*Problem statement*. Check every line of the entries that follow, and copy the ones containing "this".

>> begin The input

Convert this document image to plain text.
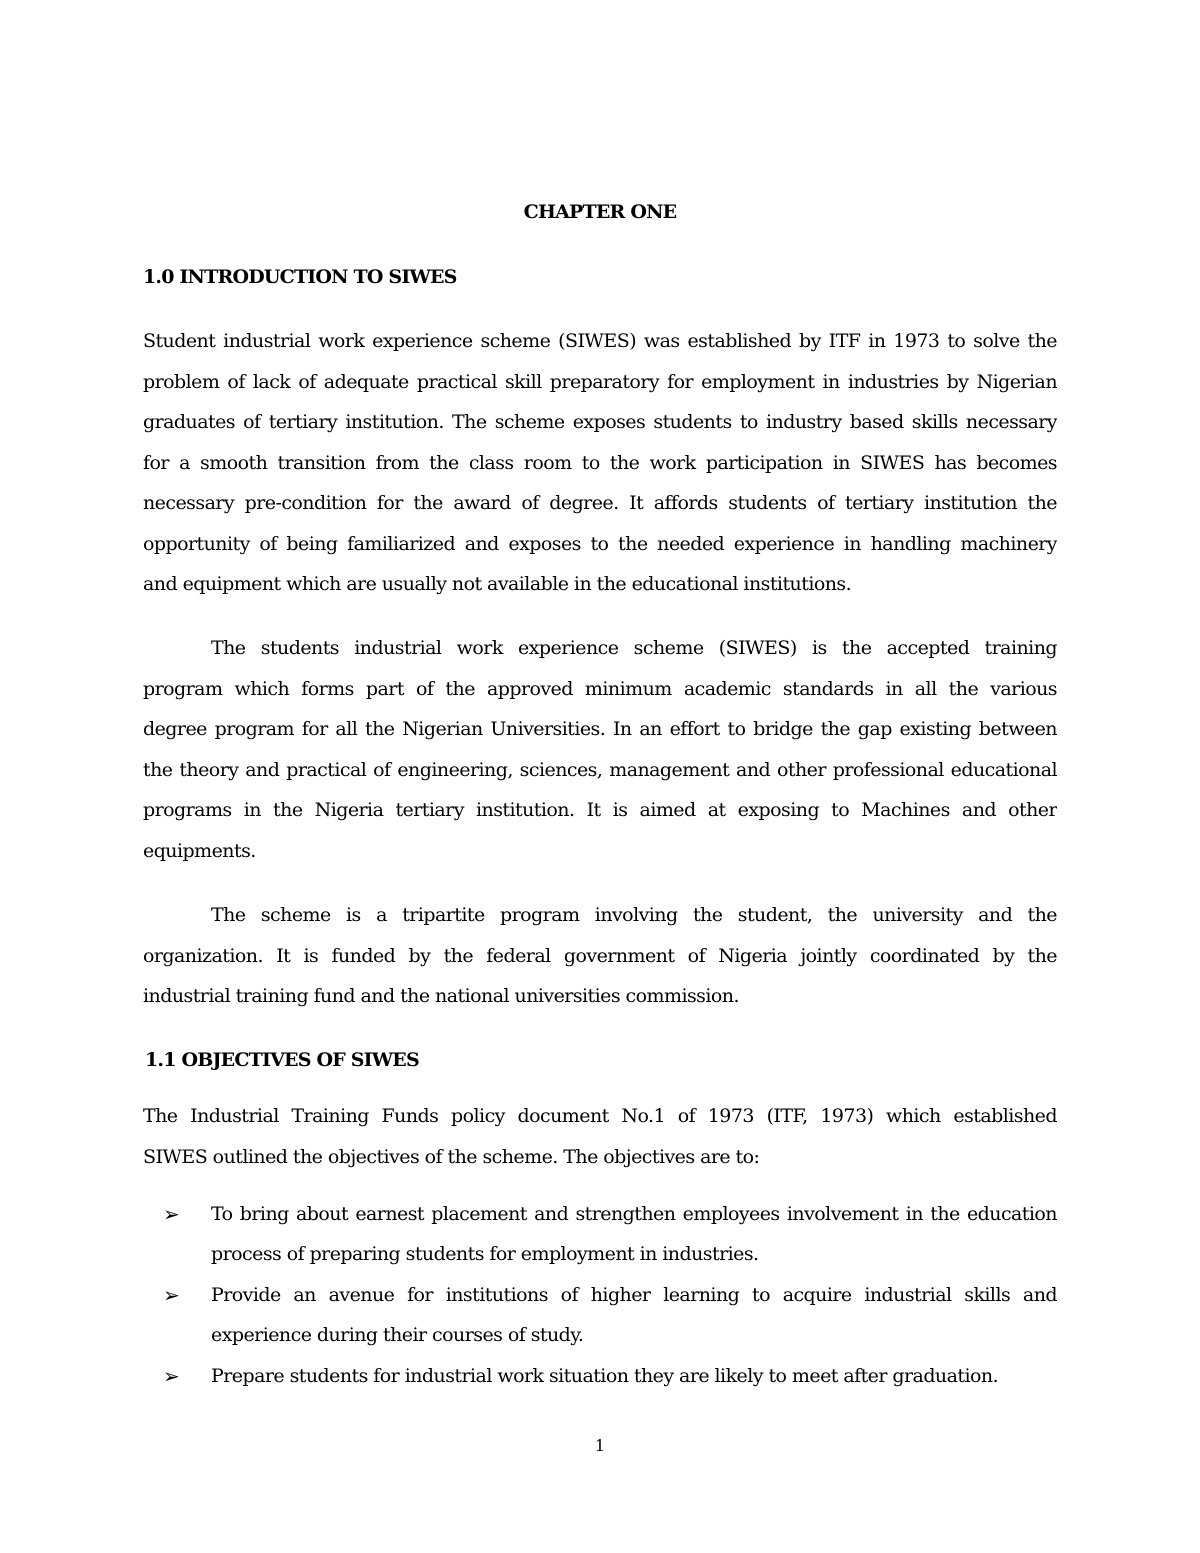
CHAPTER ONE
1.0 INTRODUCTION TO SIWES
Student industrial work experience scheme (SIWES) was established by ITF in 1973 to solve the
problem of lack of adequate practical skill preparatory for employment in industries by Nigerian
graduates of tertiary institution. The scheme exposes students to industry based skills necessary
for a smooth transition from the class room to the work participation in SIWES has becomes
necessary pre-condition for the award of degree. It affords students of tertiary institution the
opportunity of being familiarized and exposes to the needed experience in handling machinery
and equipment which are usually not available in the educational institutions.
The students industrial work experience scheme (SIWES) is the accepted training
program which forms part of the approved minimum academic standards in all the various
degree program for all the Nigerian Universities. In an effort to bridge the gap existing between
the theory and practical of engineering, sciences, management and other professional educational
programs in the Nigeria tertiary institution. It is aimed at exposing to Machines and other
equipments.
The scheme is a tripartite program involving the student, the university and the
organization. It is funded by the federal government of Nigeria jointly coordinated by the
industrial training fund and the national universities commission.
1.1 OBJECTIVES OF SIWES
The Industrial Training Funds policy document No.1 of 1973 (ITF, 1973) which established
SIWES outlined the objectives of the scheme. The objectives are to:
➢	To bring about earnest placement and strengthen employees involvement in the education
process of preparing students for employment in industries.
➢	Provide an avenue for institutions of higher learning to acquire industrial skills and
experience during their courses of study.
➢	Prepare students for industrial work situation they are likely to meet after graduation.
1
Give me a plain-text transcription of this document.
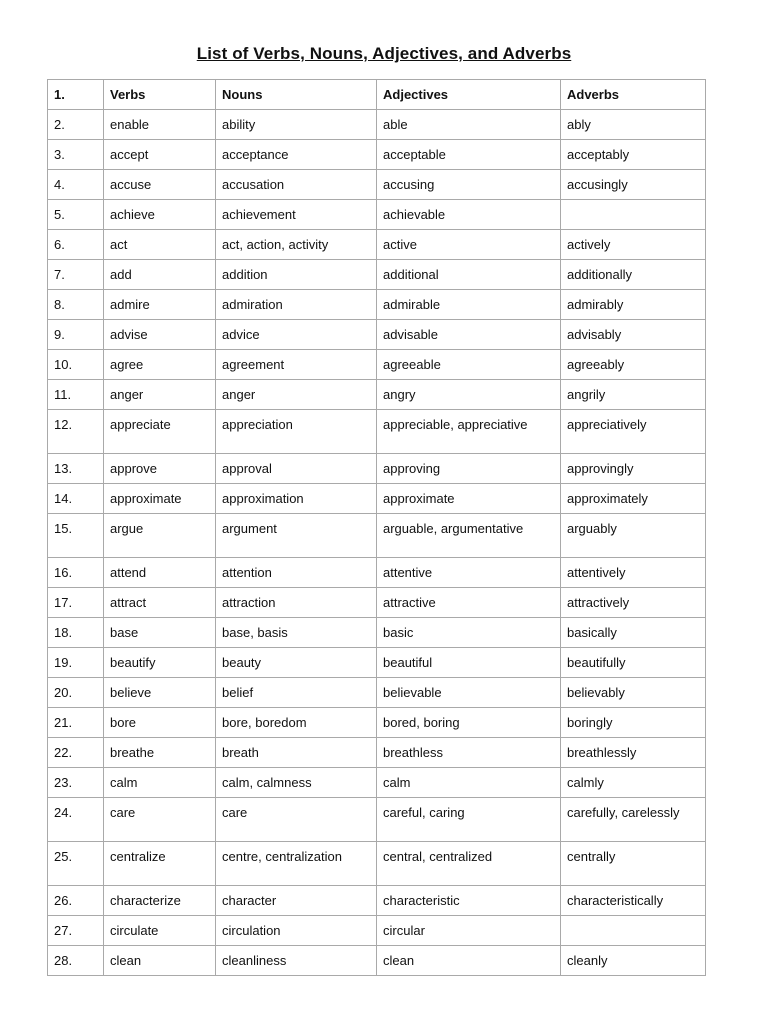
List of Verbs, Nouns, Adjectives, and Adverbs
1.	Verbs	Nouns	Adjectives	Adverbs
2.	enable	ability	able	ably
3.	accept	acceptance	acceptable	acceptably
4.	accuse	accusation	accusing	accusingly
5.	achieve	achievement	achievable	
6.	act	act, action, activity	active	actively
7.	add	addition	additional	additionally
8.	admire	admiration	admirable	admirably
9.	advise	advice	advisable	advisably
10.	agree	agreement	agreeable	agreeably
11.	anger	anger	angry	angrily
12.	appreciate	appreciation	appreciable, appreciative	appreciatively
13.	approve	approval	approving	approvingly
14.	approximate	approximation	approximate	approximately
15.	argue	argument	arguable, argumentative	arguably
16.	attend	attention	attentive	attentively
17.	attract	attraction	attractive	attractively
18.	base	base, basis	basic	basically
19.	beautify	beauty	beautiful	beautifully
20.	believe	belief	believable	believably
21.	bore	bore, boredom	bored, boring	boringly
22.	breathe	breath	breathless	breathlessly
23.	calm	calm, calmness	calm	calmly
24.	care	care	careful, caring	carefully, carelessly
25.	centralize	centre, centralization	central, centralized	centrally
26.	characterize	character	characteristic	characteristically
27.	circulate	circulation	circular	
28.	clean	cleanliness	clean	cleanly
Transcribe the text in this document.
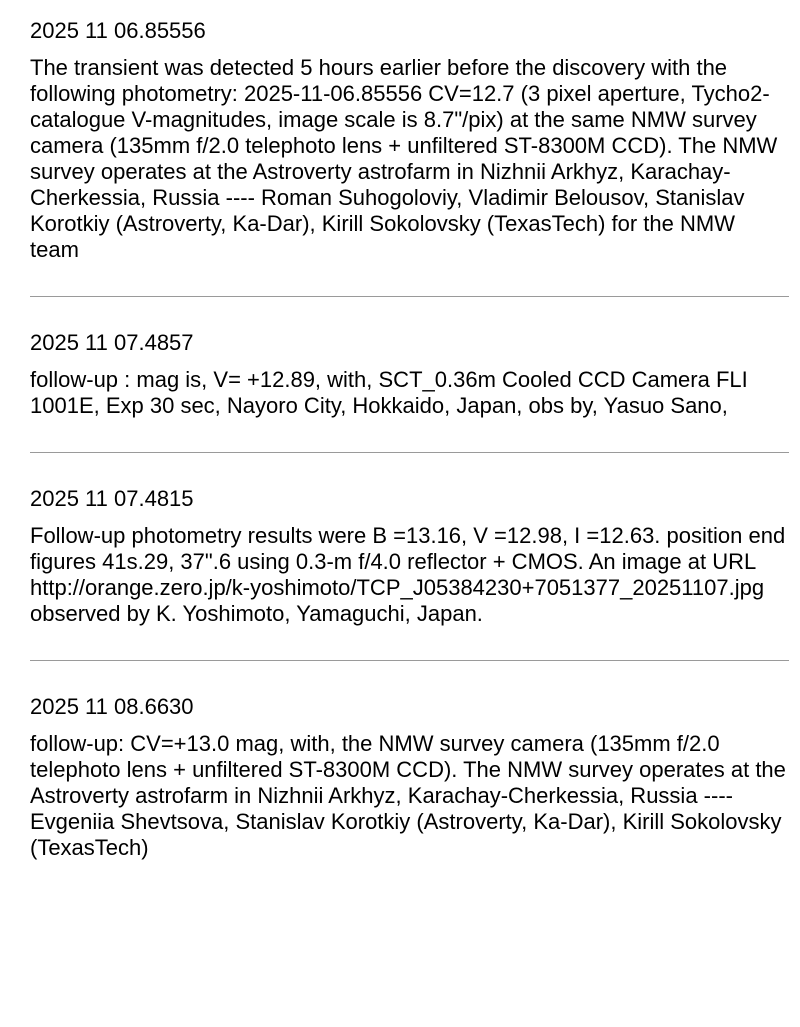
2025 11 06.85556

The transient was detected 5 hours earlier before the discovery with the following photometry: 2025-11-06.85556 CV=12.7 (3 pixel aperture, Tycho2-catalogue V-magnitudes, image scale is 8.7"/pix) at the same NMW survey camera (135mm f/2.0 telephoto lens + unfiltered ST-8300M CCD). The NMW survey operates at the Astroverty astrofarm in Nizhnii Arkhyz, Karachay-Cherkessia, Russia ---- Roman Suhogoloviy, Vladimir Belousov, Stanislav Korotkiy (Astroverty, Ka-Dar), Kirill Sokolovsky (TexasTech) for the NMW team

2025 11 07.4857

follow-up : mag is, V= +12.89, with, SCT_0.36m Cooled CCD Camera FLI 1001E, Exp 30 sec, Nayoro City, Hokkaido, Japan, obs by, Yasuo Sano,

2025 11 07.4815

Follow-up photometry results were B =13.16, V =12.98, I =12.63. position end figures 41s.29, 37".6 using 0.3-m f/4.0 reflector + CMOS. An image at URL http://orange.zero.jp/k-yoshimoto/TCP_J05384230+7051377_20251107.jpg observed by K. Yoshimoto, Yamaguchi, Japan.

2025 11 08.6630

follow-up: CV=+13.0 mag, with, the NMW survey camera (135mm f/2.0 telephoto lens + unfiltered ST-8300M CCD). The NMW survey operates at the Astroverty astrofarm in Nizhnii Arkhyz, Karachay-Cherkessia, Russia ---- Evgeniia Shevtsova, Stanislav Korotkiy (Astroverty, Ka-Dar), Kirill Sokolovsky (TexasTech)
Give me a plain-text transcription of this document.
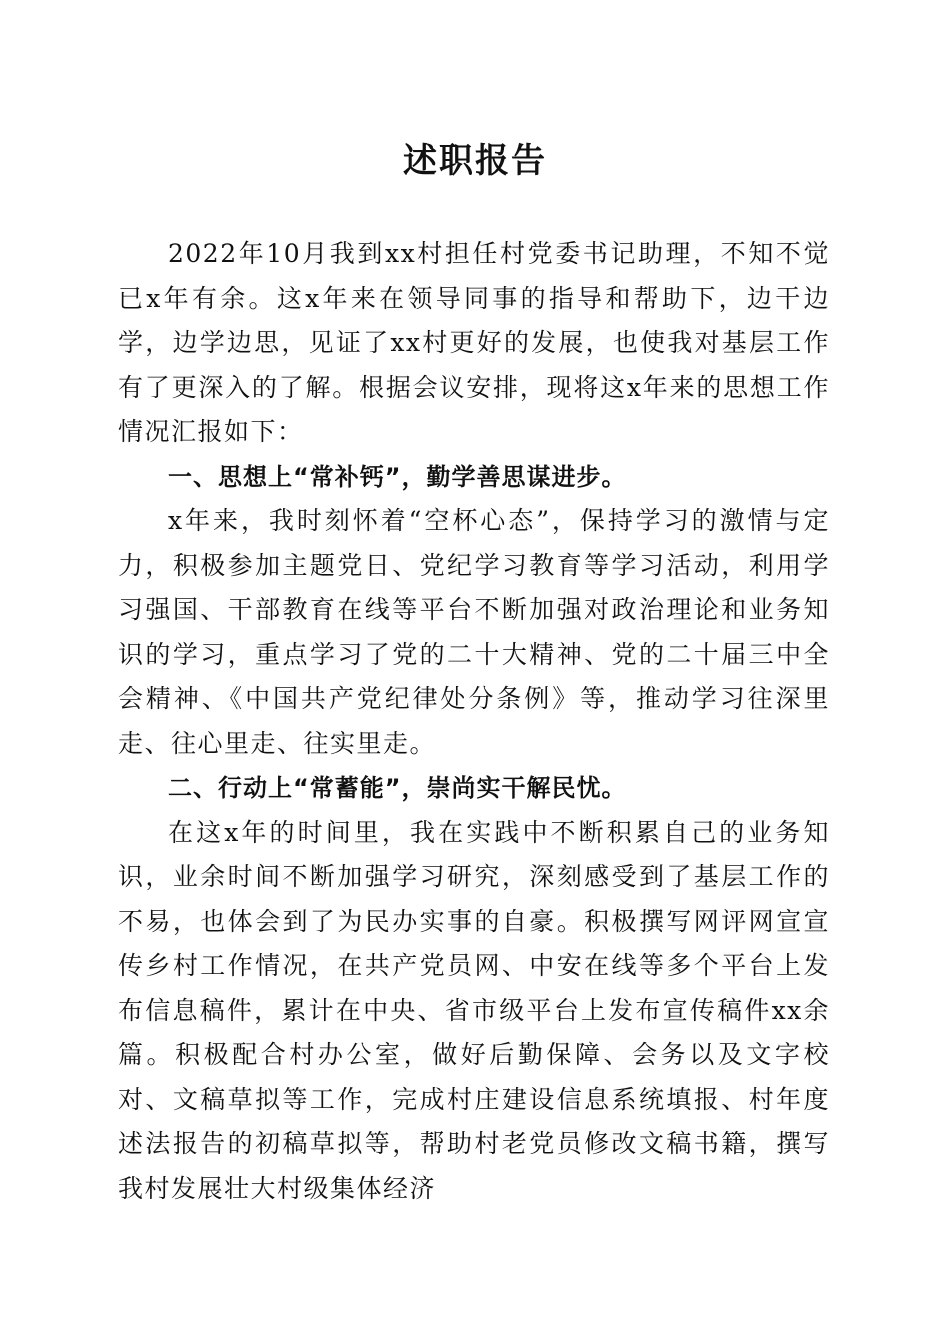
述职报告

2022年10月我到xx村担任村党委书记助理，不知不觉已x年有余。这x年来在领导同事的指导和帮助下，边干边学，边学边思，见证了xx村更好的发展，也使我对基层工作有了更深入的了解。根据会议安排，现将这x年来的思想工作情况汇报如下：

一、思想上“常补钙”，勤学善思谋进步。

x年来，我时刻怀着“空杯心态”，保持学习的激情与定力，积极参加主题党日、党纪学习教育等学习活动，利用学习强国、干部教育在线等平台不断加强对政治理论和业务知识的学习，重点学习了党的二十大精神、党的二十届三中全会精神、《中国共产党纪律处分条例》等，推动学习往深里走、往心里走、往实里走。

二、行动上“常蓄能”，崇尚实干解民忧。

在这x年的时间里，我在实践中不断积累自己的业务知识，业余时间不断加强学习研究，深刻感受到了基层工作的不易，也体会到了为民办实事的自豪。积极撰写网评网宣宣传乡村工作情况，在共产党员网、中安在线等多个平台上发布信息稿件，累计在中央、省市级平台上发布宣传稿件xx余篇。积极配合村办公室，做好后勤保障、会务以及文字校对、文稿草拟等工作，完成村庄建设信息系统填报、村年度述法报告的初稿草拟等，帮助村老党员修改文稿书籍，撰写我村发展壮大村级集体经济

>> end The input

*Task output*.
Convert this document image to plain text.
Give me a plain-text transcription of this document.
Transcribe the text in this document.
Give me a plain-text transcription of this document.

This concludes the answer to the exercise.